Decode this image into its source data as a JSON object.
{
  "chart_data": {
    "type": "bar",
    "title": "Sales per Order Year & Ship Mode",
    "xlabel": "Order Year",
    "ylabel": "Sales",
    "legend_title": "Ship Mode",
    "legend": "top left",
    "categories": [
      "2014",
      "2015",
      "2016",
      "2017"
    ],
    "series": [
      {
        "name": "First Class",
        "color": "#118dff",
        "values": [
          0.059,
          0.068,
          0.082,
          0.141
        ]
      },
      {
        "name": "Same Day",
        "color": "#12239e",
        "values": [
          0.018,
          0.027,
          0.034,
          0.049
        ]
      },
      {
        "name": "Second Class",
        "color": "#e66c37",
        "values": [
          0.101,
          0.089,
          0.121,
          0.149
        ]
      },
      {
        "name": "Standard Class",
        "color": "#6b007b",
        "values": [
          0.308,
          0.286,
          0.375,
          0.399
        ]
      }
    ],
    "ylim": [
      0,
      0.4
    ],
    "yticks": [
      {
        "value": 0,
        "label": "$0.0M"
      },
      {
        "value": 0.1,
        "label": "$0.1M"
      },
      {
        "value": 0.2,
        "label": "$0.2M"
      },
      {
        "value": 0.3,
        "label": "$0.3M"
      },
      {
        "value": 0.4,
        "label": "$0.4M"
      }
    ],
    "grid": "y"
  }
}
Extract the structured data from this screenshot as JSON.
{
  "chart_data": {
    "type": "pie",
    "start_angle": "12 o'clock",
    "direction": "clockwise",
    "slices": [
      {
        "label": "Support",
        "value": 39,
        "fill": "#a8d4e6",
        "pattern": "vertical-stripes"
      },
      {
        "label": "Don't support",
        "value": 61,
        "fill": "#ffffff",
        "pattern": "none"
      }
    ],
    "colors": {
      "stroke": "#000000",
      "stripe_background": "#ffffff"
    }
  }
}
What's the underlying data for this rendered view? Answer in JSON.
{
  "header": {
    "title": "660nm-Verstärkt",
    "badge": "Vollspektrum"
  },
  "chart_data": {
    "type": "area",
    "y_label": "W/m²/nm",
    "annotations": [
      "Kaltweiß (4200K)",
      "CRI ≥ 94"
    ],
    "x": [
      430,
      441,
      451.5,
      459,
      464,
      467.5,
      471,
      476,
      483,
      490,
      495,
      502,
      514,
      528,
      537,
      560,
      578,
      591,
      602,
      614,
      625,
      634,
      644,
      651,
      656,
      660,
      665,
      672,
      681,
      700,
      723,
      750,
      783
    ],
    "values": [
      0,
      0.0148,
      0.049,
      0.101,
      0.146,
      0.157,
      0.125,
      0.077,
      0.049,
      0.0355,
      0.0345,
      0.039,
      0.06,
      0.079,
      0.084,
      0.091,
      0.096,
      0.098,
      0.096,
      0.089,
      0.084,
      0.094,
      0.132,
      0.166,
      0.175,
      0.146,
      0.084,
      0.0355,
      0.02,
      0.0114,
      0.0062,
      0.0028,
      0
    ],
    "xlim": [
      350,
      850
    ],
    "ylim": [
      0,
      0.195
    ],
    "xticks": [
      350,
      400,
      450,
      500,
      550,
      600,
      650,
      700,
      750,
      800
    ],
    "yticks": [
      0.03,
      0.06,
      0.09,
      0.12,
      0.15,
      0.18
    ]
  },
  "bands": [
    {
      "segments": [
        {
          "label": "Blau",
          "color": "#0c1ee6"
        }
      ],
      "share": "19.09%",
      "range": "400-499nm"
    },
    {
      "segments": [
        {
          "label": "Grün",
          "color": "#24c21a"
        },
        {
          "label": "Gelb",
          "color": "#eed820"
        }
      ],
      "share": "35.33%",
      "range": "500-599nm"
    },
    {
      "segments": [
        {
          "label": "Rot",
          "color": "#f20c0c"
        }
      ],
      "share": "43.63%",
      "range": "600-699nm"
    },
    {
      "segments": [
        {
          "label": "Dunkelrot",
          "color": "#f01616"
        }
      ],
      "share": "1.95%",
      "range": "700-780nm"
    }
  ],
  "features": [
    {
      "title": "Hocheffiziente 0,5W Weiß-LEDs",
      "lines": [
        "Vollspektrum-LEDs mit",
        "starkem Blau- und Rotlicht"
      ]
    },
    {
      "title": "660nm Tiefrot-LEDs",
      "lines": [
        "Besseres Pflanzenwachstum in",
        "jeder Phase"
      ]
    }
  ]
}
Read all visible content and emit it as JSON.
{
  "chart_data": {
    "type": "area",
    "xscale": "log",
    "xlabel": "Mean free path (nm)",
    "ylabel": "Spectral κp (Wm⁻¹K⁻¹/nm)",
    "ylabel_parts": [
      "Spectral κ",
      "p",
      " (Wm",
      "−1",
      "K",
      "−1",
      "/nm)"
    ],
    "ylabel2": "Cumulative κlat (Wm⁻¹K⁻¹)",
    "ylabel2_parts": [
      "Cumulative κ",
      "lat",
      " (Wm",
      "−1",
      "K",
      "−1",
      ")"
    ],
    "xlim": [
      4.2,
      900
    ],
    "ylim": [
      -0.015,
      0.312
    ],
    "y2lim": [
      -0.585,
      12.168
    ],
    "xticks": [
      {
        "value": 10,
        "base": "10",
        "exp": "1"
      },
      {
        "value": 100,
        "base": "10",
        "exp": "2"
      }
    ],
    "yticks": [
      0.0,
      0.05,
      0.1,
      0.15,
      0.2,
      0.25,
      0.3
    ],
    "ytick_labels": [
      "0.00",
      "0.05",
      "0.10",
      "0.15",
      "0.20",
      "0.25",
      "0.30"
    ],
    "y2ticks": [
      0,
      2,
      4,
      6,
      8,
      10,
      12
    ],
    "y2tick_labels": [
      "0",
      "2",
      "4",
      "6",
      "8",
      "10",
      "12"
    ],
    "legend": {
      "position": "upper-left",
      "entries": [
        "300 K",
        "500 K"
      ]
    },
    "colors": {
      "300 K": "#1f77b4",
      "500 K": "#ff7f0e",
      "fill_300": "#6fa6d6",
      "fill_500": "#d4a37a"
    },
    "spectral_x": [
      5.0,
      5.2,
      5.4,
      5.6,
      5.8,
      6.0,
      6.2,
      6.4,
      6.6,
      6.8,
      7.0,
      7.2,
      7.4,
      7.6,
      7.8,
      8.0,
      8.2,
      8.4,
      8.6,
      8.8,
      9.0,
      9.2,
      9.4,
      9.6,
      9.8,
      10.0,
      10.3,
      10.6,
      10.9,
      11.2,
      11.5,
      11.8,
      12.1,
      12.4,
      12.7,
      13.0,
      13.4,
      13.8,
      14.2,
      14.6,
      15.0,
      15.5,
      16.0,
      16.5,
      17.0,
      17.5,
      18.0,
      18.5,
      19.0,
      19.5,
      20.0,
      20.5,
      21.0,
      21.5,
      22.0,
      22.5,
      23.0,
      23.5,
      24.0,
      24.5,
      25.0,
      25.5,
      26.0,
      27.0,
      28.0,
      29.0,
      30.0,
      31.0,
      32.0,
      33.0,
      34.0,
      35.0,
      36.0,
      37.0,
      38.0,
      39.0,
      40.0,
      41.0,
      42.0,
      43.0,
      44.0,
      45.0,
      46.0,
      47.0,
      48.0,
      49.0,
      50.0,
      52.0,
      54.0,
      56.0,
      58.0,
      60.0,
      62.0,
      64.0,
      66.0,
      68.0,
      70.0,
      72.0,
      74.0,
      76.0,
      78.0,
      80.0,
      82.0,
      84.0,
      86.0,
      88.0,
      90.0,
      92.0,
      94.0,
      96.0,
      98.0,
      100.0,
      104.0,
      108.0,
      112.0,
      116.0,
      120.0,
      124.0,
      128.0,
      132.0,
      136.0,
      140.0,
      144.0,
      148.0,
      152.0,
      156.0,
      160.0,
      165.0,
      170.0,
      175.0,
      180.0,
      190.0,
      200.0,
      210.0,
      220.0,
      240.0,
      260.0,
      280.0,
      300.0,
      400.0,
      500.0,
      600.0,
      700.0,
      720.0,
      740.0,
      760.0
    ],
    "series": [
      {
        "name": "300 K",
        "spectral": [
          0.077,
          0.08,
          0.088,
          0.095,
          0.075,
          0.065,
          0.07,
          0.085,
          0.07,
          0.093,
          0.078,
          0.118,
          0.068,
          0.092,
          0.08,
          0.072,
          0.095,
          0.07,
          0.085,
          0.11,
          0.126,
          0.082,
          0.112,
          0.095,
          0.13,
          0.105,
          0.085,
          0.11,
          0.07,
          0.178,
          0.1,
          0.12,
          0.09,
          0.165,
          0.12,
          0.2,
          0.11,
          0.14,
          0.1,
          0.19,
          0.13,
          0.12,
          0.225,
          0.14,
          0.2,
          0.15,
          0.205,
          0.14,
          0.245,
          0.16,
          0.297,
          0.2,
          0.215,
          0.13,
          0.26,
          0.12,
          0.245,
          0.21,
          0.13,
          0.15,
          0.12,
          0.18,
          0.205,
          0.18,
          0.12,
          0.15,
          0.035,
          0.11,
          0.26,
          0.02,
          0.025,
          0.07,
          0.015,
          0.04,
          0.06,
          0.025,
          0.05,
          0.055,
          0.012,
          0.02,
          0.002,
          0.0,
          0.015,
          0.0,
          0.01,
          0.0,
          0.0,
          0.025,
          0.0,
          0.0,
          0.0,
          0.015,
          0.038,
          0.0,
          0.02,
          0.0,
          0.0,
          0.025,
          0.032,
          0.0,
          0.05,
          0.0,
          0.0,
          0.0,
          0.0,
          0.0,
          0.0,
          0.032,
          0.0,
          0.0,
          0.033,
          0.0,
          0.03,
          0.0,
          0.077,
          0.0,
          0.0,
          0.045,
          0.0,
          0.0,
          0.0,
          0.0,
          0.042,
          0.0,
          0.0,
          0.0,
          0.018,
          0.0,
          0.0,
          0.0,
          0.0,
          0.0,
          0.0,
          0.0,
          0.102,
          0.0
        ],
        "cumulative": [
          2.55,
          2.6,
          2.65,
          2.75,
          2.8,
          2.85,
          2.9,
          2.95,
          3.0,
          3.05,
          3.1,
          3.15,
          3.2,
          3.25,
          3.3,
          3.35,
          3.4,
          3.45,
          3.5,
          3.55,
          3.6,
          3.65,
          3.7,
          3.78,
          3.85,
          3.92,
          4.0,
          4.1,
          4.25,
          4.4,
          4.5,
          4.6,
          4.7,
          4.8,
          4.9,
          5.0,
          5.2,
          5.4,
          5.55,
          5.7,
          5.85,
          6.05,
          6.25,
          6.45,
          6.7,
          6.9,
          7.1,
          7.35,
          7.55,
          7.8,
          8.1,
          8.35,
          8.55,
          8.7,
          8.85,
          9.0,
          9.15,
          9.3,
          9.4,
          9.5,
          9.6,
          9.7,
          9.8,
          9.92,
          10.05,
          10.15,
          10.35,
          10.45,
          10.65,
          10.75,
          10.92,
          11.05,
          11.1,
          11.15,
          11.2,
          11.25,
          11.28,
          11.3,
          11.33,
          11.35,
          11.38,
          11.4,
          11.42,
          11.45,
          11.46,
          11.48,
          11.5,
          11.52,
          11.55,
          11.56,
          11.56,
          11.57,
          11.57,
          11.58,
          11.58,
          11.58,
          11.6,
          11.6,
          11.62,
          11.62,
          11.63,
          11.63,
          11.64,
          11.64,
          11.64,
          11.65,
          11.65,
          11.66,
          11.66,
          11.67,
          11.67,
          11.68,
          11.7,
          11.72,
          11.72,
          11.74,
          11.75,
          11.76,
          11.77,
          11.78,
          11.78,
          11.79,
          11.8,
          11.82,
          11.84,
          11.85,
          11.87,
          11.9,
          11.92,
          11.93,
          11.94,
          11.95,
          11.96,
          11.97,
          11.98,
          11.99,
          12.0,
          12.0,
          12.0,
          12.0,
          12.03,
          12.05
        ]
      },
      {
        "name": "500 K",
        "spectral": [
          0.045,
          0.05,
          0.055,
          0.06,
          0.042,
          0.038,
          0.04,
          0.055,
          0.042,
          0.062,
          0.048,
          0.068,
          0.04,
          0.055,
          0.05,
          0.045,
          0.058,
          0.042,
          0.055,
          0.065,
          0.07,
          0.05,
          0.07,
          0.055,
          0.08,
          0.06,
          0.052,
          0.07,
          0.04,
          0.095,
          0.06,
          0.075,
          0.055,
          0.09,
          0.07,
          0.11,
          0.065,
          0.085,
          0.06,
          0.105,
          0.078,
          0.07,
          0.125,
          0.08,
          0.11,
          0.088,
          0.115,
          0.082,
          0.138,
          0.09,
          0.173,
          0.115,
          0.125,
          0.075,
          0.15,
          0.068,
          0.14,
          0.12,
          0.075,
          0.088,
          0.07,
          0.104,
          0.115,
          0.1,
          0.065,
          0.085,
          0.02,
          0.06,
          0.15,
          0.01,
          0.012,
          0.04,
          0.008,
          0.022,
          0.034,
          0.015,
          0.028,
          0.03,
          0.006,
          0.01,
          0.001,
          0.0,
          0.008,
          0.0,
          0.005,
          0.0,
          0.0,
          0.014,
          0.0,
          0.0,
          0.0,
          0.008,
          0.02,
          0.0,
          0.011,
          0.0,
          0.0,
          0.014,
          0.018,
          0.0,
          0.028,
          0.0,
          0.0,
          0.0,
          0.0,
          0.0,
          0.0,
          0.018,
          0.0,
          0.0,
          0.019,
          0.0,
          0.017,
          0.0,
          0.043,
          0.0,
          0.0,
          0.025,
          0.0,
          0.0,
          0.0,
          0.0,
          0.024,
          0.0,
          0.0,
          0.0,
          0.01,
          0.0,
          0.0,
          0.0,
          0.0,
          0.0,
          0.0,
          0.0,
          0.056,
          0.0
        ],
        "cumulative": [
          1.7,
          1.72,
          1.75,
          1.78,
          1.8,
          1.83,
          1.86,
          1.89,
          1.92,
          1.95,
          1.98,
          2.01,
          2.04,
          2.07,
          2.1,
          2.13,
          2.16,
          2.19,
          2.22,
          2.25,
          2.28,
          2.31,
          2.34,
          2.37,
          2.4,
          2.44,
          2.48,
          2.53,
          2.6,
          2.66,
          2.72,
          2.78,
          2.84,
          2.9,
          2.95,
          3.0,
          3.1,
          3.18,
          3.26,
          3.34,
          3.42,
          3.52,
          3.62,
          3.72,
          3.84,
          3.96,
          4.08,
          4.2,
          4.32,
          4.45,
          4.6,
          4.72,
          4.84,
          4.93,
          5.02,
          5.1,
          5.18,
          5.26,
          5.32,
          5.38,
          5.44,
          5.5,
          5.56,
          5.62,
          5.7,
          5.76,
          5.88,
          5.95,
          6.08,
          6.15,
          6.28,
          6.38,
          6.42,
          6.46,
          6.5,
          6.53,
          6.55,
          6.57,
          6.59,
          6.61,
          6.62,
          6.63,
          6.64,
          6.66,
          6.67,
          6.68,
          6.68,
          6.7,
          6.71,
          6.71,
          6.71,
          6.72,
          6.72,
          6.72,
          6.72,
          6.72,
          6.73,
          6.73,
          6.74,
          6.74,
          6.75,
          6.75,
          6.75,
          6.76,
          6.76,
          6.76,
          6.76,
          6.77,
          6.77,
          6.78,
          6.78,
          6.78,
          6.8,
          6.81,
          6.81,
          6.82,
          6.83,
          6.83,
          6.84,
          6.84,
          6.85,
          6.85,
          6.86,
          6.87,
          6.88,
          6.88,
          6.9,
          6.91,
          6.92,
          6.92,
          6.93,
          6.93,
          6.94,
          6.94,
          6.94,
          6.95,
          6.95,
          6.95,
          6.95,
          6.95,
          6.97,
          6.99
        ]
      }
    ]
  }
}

#####

Show the lines of the records that contain the word "JSON".

» IN RESPONSE:
Decode this image into its source data as a JSON object.
Extract the structured data from this screenshot as JSON.
What's the underlying data for this rendered view? Answer in JSON.
Read all visible content and emit it as JSON.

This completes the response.